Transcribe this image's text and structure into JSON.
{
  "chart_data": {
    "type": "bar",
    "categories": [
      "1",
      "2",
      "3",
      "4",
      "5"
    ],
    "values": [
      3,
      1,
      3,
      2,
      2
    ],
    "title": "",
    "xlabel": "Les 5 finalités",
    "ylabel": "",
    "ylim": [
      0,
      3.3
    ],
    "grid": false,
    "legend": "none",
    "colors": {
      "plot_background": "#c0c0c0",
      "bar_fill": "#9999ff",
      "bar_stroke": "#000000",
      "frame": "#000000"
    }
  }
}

* **Exercise prompt**: Everything in the listing above should be restated exactly.

* **Completed task**:
Transcribe this image's text and structure into JSON.
{
  "chart_data": {
    "type": "bar",
    "categories": [
      "1",
      "2",
      "3",
      "4",
      "5"
    ],
    "values": [
      3,
      1,
      3,
      2,
      2
    ],
    "title": "",
    "xlabel": "Les 5 finalités",
    "ylabel": "",
    "ylim": [
      0,
      3.3
    ],
    "grid": false,
    "legend": "none",
    "colors": {
      "plot_background": "#c0c0c0",
      "bar_fill": "#9999ff",
      "bar_stroke": "#000000",
      "frame": "#000000"
    }
  }
}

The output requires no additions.